**EXERCISE DESCRIPTION:** Print out each entry below exactly, please.

**DATA TO PROCESS:**
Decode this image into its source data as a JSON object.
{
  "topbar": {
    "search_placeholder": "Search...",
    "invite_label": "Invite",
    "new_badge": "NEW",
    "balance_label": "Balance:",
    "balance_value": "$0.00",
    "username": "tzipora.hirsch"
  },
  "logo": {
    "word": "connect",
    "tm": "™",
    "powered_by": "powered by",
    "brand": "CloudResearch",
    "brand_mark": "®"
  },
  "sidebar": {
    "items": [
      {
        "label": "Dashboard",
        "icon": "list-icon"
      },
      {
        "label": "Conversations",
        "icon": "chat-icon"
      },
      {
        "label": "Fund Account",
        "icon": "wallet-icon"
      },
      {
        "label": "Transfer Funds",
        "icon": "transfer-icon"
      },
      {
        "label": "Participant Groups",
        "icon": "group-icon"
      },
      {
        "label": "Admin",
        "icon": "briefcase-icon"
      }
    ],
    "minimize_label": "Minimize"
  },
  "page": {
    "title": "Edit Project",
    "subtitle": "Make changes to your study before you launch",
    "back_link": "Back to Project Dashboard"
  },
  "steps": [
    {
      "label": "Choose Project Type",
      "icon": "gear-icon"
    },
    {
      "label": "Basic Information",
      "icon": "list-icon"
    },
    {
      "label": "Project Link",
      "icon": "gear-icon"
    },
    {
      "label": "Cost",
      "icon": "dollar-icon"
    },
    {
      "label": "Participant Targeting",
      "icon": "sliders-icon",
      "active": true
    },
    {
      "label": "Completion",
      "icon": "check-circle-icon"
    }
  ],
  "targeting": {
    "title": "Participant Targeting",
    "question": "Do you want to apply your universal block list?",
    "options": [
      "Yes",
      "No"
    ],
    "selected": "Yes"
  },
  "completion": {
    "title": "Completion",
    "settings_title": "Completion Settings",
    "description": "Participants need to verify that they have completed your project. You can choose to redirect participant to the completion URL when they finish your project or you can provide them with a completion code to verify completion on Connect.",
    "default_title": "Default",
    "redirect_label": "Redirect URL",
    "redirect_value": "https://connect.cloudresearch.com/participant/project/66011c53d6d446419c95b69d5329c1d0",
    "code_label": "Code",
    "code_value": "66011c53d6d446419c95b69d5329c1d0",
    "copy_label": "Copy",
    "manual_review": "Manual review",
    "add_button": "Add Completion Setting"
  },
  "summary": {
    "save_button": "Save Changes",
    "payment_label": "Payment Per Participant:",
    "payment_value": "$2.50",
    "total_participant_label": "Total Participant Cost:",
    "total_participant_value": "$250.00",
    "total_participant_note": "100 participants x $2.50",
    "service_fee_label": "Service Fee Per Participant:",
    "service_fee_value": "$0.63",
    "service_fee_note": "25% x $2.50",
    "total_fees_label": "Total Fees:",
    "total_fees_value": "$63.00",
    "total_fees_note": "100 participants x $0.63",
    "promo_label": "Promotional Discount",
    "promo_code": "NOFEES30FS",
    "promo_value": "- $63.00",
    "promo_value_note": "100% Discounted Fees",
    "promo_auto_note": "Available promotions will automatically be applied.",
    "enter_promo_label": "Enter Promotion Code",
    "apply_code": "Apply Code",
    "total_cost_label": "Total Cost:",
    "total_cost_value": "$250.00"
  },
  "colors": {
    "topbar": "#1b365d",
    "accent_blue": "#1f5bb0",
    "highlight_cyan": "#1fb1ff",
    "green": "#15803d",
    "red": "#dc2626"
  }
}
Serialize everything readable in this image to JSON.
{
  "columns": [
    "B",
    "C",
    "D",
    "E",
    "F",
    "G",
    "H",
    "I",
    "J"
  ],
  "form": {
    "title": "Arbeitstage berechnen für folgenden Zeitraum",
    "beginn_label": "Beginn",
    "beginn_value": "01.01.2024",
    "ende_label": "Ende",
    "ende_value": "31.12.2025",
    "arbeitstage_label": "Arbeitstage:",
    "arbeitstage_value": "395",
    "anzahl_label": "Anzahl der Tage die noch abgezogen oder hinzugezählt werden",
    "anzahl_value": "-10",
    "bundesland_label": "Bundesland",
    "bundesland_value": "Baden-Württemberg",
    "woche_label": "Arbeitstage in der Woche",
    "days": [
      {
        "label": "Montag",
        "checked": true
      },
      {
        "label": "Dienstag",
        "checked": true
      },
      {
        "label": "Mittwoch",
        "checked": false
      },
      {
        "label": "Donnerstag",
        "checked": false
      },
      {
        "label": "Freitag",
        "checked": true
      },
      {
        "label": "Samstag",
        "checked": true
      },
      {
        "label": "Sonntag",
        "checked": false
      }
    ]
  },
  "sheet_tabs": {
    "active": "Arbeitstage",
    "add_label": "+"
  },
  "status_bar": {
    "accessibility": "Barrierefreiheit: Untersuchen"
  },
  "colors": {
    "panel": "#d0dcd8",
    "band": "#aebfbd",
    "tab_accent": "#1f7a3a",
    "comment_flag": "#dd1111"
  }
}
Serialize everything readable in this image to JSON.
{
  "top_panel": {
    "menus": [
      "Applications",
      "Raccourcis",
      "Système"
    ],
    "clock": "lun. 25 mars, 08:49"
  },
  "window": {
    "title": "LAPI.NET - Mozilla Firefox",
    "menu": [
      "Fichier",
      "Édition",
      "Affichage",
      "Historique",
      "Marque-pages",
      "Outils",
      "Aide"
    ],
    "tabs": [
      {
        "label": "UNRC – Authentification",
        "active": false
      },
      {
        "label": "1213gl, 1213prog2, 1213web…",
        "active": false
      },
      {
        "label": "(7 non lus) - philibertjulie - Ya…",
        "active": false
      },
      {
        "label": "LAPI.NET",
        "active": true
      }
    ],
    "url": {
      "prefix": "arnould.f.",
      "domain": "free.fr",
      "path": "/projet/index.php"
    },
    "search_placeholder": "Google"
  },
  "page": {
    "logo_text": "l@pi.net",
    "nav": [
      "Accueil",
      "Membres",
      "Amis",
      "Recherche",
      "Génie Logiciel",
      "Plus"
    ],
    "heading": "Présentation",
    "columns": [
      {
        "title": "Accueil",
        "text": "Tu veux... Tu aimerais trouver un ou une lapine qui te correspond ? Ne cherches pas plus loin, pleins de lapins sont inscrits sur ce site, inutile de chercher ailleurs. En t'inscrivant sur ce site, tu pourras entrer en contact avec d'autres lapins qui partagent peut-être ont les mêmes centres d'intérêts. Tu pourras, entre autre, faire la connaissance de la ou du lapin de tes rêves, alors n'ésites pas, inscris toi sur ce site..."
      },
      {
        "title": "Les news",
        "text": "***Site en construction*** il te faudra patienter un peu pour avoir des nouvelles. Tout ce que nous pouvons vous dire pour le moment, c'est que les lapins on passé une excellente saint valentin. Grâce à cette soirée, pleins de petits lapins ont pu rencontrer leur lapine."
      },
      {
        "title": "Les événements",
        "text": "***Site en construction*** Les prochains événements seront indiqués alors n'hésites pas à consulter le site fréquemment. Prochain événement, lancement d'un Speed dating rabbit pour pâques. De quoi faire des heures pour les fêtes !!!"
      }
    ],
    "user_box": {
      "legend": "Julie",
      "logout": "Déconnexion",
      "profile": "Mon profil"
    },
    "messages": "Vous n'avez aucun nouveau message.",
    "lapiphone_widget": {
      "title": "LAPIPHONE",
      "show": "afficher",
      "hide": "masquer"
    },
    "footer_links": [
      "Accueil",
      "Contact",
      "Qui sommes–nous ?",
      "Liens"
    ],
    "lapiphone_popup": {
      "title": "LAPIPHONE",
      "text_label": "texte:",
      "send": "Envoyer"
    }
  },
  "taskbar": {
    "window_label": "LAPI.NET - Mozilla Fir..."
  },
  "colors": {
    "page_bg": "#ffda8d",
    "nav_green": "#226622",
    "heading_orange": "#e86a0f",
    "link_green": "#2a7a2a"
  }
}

**COMPLETE ANSWER:**
Decode this image into its source data as a JSON object.
{
  "topbar": {
    "search_placeholder": "Search...",
    "invite_label": "Invite",
    "new_badge": "NEW",
    "balance_label": "Balance:",
    "balance_value": "$0.00",
    "username": "tzipora.hirsch"
  },
  "logo": {
    "word": "connect",
    "tm": "™",
    "powered_by": "powered by",
    "brand": "CloudResearch",
    "brand_mark": "®"
  },
  "sidebar": {
    "items": [
      {
        "label": "Dashboard",
        "icon": "list-icon"
      },
      {
        "label": "Conversations",
        "icon": "chat-icon"
      },
      {
        "label": "Fund Account",
        "icon": "wallet-icon"
      },
      {
        "label": "Transfer Funds",
        "icon": "transfer-icon"
      },
      {
        "label": "Participant Groups",
        "icon": "group-icon"
      },
      {
        "label": "Admin",
        "icon": "briefcase-icon"
      }
    ],
    "minimize_label": "Minimize"
  },
  "page": {
    "title": "Edit Project",
    "subtitle": "Make changes to your study before you launch",
    "back_link": "Back to Project Dashboard"
  },
  "steps": [
    {
      "label": "Choose Project Type",
      "icon": "gear-icon"
    },
    {
      "label": "Basic Information",
      "icon": "list-icon"
    },
    {
      "label": "Project Link",
      "icon": "gear-icon"
    },
    {
      "label": "Cost",
      "icon": "dollar-icon"
    },
    {
      "label": "Participant Targeting",
      "icon": "sliders-icon",
      "active": true
    },
    {
      "label": "Completion",
      "icon": "check-circle-icon"
    }
  ],
  "targeting": {
    "title": "Participant Targeting",
    "question": "Do you want to apply your universal block list?",
    "options": [
      "Yes",
      "No"
    ],
    "selected": "Yes"
  },
  "completion": {
    "title": "Completion",
    "settings_title": "Completion Settings",
    "description": "Participants need to verify that they have completed your project. You can choose to redirect participant to the completion URL when they finish your project or you can provide them with a completion code to verify completion on Connect.",
    "default_title": "Default",
    "redirect_label": "Redirect URL",
    "redirect_value": "https://connect.cloudresearch.com/participant/project/66011c53d6d446419c95b69d5329c1d0",
    "code_label": "Code",
    "code_value": "66011c53d6d446419c95b69d5329c1d0",
    "copy_label": "Copy",
    "manual_review": "Manual review",
    "add_button": "Add Completion Setting"
  },
  "summary": {
    "save_button": "Save Changes",
    "payment_label": "Payment Per Participant:",
    "payment_value": "$2.50",
    "total_participant_label": "Total Participant Cost:",
    "total_participant_value": "$250.00",
    "total_participant_note": "100 participants x $2.50",
    "service_fee_label": "Service Fee Per Participant:",
    "service_fee_value": "$0.63",
    "service_fee_note": "25% x $2.50",
    "total_fees_label": "Total Fees:",
    "total_fees_value": "$63.00",
    "total_fees_note": "100 participants x $0.63",
    "promo_label": "Promotional Discount",
    "promo_code": "NOFEES30FS",
    "promo_value": "- $63.00",
    "promo_value_note": "100% Discounted Fees",
    "promo_auto_note": "Available promotions will automatically be applied.",
    "enter_promo_label": "Enter Promotion Code",
    "apply_code": "Apply Code",
    "total_cost_label": "Total Cost:",
    "total_cost_value": "$250.00"
  },
  "colors": {
    "topbar": "#1b365d",
    "accent_blue": "#1f5bb0",
    "highlight_cyan": "#1fb1ff",
    "green": "#15803d",
    "red": "#dc2626"
  }
}
Serialize everything readable in this image to JSON.
{
  "columns": [
    "B",
    "C",
    "D",
    "E",
    "F",
    "G",
    "H",
    "I",
    "J"
  ],
  "form": {
    "title": "Arbeitstage berechnen für folgenden Zeitraum",
    "beginn_label": "Beginn",
    "beginn_value": "01.01.2024",
    "ende_label": "Ende",
    "ende_value": "31.12.2025",
    "arbeitstage_label": "Arbeitstage:",
    "arbeitstage_value": "395",
    "anzahl_label": "Anzahl der Tage die noch abgezogen oder hinzugezählt werden",
    "anzahl_value": "-10",
    "bundesland_label": "Bundesland",
    "bundesland_value": "Baden-Württemberg",
    "woche_label": "Arbeitstage in der Woche",
    "days": [
      {
        "label": "Montag",
        "checked": true
      },
      {
        "label": "Dienstag",
        "checked": true
      },
      {
        "label": "Mittwoch",
        "checked": false
      },
      {
        "label": "Donnerstag",
        "checked": false
      },
      {
        "label": "Freitag",
        "checked": true
      },
      {
        "label": "Samstag",
        "checked": true
      },
      {
        "label": "Sonntag",
        "checked": false
      }
    ]
  },
  "sheet_tabs": {
    "active": "Arbeitstage",
    "add_label": "+"
  },
  "status_bar": {
    "accessibility": "Barrierefreiheit: Untersuchen"
  },
  "colors": {
    "panel": "#d0dcd8",
    "band": "#aebfbd",
    "tab_accent": "#1f7a3a",
    "comment_flag": "#dd1111"
  }
}
Serialize everything readable in this image to JSON.
{
  "top_panel": {
    "menus": [
      "Applications",
      "Raccourcis",
      "Système"
    ],
    "clock": "lun. 25 mars, 08:49"
  },
  "window": {
    "title": "LAPI.NET - Mozilla Firefox",
    "menu": [
      "Fichier",
      "Édition",
      "Affichage",
      "Historique",
      "Marque-pages",
      "Outils",
      "Aide"
    ],
    "tabs": [
      {
        "label": "UNRC – Authentification",
        "active": false
      },
      {
        "label": "1213gl, 1213prog2, 1213web…",
        "active": false
      },
      {
        "label": "(7 non lus) - philibertjulie - Ya…",
        "active": false
      },
      {
        "label": "LAPI.NET",
        "active": true
      }
    ],
    "url": {
      "prefix": "arnould.f.",
      "domain": "free.fr",
      "path": "/projet/index.php"
    },
    "search_placeholder": "Google"
  },
  "page": {
    "logo_text": "l@pi.net",
    "nav": [
      "Accueil",
      "Membres",
      "Amis",
      "Recherche",
      "Génie Logiciel",
      "Plus"
    ],
    "heading": "Présentation",
    "columns": [
      {
        "title": "Accueil",
        "text": "Tu veux... Tu aimerais trouver un ou une lapine qui te correspond ? Ne cherches pas plus loin, pleins de lapins sont inscrits sur ce site, inutile de chercher ailleurs. En t'inscrivant sur ce site, tu pourras entrer en contact avec d'autres lapins qui partagent peut-être ont les mêmes centres d'intérêts. Tu pourras, entre autre, faire la connaissance de la ou du lapin de tes rêves, alors n'ésites pas, inscris toi sur ce site..."
      },
      {
        "title": "Les news",
        "text": "***Site en construction*** il te faudra patienter un peu pour avoir des nouvelles. Tout ce que nous pouvons vous dire pour le moment, c'est que les lapins on passé une excellente saint valentin. Grâce à cette soirée, pleins de petits lapins ont pu rencontrer leur lapine."
      },
      {
        "title": "Les événements",
        "text": "***Site en construction*** Les prochains événements seront indiqués alors n'hésites pas à consulter le site fréquemment. Prochain événement, lancement d'un Speed dating rabbit pour pâques. De quoi faire des heures pour les fêtes !!!"
      }
    ],
    "user_box": {
      "legend": "Julie",
      "logout": "Déconnexion",
      "profile": "Mon profil"
    },
    "messages": "Vous n'avez aucun nouveau message.",
    "lapiphone_widget": {
      "title": "LAPIPHONE",
      "show": "afficher",
      "hide": "masquer"
    },
    "footer_links": [
      "Accueil",
      "Contact",
      "Qui sommes–nous ?",
      "Liens"
    ],
    "lapiphone_popup": {
      "title": "LAPIPHONE",
      "text_label": "texte:",
      "send": "Envoyer"
    }
  },
  "taskbar": {
    "window_label": "LAPI.NET - Mozilla Fir..."
  },
  "colors": {
    "page_bg": "#ffda8d",
    "nav_green": "#226622",
    "heading_orange": "#e86a0f",
    "link_green": "#2a7a2a"
  }
}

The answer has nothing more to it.